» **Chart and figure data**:

::::::::

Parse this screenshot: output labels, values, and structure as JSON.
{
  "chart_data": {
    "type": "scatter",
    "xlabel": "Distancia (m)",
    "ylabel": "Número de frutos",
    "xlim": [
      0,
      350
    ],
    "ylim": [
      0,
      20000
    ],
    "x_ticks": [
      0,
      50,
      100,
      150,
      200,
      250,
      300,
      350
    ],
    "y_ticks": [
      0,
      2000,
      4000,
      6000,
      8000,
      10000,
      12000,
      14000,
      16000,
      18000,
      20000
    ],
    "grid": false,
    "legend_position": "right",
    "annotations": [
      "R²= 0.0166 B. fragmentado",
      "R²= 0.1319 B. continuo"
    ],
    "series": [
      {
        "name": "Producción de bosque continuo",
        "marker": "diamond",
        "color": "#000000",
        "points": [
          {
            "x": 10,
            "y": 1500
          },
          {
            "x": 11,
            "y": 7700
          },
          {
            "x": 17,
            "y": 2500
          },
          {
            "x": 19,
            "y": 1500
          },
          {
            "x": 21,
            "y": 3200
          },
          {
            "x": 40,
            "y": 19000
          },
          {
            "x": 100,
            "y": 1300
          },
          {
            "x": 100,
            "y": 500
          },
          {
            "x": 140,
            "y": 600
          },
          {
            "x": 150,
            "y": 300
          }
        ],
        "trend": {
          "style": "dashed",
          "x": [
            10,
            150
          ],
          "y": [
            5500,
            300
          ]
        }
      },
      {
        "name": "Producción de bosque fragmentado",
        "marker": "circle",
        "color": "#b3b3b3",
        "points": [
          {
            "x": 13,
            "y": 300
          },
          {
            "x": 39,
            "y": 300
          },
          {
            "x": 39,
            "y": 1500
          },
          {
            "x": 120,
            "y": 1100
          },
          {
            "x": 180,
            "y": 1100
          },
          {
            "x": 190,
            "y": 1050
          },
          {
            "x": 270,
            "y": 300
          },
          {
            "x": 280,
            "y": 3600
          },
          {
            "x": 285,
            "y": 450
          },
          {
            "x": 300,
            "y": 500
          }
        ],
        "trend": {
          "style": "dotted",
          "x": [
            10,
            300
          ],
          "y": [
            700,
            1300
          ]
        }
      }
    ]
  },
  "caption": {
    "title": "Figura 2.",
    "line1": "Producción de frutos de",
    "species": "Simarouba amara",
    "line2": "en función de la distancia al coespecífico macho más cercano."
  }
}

::::::::

» **WHAT YOU SHOULD DO**: From the data, pick out every line that includes "bosque".

» **THE RESULT**:
        "name": "Producción de bosque continuo",
        "name": "Producción de bosque fragmentado",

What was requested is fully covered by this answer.